TASK DETAILS: Transcribe each line of the material as it is, and drop any picture.

PROVIDED RECORDS:
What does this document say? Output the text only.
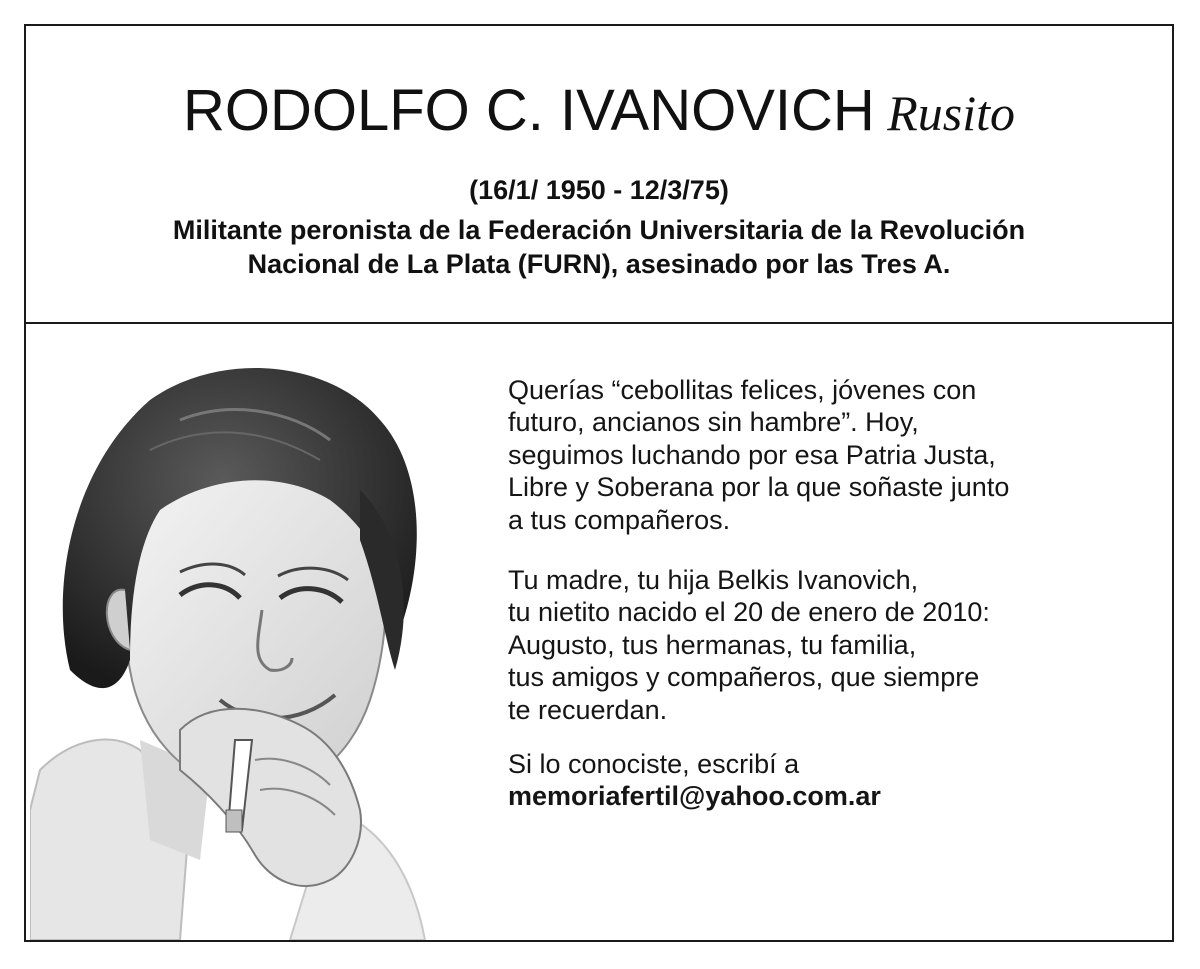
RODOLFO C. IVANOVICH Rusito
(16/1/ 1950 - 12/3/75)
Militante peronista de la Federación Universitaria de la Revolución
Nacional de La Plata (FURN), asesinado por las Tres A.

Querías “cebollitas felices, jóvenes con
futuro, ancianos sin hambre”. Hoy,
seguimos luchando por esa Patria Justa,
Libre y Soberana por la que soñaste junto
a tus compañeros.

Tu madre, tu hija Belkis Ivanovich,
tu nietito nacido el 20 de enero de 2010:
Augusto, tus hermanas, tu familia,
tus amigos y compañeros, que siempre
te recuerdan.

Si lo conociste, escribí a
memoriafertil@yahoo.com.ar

RESULT OF THIS TASK:
What does this document say? Output the text only.
RODOLFO C. IVANOVICH Rusito
(16/1/ 1950 - 12/3/75)
Militante peronista de la Federación Universitaria de la Revolución
Nacional de La Plata (FURN), asesinado por las Tres A.

Querías “cebollitas felices, jóvenes con
futuro, ancianos sin hambre”. Hoy,
seguimos luchando por esa Patria Justa,
Libre y Soberana por la que soñaste junto
a tus compañeros.

Tu madre, tu hija Belkis Ivanovich,
tu nietito nacido el 20 de enero de 2010:
Augusto, tus hermanas, tu familia,
tus amigos y compañeros, que siempre
te recuerdan.

Si lo conociste, escribí a
memoriafertil@yahoo.com.ar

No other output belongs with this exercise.